> **TASK OBJECTIVE**
Copy every line of the records below where the word "JSON" occurs.
━━━ DATASET EXCERPTS
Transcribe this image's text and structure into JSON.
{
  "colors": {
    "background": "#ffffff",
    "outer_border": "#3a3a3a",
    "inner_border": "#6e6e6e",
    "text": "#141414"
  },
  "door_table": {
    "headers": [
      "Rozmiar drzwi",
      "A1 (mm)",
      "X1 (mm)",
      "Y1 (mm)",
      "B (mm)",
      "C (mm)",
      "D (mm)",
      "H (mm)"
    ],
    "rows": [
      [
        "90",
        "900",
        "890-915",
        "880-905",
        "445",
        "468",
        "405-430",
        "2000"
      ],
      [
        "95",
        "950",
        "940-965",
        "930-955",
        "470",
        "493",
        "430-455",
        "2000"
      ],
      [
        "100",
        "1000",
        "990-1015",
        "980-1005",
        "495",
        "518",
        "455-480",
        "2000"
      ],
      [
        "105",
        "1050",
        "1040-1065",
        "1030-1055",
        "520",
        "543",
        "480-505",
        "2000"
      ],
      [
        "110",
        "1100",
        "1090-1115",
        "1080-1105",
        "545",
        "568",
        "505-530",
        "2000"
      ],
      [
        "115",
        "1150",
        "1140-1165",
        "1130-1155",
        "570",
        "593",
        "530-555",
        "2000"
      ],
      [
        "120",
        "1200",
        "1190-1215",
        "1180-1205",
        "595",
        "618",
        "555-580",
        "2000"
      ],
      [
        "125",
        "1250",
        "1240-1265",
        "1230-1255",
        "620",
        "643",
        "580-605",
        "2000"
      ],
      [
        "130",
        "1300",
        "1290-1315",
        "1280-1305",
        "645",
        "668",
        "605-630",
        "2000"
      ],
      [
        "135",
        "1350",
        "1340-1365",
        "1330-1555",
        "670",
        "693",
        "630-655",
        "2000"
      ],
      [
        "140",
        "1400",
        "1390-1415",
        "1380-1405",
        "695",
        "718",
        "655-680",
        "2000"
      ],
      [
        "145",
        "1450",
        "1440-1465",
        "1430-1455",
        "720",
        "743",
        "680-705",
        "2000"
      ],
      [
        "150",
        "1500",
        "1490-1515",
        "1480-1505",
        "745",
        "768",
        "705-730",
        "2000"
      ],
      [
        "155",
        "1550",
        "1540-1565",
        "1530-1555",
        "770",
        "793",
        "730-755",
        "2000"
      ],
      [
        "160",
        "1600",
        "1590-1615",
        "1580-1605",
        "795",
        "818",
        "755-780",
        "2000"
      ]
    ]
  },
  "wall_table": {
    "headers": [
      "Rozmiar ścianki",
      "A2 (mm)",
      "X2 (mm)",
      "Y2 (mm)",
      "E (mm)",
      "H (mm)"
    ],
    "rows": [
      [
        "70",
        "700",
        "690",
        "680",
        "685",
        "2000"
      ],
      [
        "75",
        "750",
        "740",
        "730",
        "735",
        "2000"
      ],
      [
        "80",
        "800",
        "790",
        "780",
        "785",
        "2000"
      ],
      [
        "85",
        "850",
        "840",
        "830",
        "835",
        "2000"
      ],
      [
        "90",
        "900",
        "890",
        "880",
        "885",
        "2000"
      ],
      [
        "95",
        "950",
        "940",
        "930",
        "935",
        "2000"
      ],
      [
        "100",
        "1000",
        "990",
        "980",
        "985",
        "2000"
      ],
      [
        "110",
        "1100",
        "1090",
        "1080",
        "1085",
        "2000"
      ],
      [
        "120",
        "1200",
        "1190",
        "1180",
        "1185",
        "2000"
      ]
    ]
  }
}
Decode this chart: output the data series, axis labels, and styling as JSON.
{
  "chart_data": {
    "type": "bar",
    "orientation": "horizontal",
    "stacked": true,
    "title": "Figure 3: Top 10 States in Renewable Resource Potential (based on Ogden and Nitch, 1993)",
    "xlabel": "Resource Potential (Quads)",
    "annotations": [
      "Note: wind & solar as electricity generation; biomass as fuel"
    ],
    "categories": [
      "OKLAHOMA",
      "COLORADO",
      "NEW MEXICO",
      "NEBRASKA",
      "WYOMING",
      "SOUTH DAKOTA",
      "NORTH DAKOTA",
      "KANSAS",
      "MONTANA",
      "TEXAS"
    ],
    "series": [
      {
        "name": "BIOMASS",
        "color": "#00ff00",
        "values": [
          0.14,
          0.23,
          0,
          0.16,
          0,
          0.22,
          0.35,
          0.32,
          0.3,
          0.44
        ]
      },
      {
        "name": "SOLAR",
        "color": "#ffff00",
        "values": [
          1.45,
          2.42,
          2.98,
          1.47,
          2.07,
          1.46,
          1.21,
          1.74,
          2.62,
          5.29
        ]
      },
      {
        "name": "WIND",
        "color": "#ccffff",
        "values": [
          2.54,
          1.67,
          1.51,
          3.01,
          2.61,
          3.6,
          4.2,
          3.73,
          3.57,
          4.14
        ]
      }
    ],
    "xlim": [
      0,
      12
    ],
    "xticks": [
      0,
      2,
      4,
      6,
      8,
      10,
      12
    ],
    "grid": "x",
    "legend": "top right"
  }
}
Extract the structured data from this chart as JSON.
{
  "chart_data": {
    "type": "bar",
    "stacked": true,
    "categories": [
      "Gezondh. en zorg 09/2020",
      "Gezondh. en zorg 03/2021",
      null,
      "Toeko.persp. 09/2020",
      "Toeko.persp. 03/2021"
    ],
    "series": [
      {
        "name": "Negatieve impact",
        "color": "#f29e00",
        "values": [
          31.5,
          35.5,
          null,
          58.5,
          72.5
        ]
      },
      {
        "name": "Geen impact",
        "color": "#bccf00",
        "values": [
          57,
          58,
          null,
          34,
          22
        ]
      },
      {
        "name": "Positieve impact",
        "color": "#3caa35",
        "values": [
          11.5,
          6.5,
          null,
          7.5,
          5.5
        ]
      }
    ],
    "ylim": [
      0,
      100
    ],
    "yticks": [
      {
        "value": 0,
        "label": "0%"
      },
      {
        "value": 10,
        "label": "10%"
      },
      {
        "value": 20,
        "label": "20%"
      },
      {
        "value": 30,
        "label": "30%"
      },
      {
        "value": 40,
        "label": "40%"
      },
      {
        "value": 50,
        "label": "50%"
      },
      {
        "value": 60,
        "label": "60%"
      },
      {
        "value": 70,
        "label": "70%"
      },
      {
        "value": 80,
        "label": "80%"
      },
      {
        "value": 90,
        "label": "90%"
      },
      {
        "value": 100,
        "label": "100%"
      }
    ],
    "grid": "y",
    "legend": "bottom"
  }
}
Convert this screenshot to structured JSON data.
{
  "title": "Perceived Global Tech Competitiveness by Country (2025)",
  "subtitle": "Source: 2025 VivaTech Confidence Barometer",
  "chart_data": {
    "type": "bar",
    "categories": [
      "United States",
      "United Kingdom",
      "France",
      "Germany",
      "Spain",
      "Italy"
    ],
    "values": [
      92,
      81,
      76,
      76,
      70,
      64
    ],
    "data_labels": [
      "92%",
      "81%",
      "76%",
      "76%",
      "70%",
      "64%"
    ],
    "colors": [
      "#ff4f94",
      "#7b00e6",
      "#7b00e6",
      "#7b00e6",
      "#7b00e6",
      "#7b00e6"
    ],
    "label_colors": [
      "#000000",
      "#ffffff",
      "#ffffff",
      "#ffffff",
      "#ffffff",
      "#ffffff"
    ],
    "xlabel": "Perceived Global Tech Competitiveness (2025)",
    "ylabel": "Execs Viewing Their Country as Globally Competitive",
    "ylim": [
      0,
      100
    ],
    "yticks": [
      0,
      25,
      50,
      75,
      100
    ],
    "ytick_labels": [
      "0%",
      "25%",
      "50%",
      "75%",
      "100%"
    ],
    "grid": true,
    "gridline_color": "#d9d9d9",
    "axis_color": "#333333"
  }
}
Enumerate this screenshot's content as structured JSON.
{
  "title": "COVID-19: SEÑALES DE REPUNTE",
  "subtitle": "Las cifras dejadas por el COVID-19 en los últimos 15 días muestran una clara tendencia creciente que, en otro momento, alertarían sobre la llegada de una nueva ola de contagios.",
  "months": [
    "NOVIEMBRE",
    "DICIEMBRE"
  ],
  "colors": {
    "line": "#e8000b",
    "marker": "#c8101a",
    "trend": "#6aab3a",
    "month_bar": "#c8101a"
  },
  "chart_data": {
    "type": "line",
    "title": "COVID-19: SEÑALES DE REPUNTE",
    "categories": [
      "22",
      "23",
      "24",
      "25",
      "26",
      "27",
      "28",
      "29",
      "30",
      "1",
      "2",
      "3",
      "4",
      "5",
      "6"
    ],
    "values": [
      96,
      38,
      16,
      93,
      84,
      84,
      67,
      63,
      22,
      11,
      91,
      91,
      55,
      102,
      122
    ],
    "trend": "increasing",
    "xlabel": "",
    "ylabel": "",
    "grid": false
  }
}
━━━━━━
> **ANSWER FOR THE TASK**
Transcribe this image's text and structure into JSON.
Decode this chart: output the data series, axis labels, and styling as JSON.
Extract the structured data from this chart as JSON.
Convert this screenshot to structured JSON data.
Enumerate this screenshot's content as structured JSON.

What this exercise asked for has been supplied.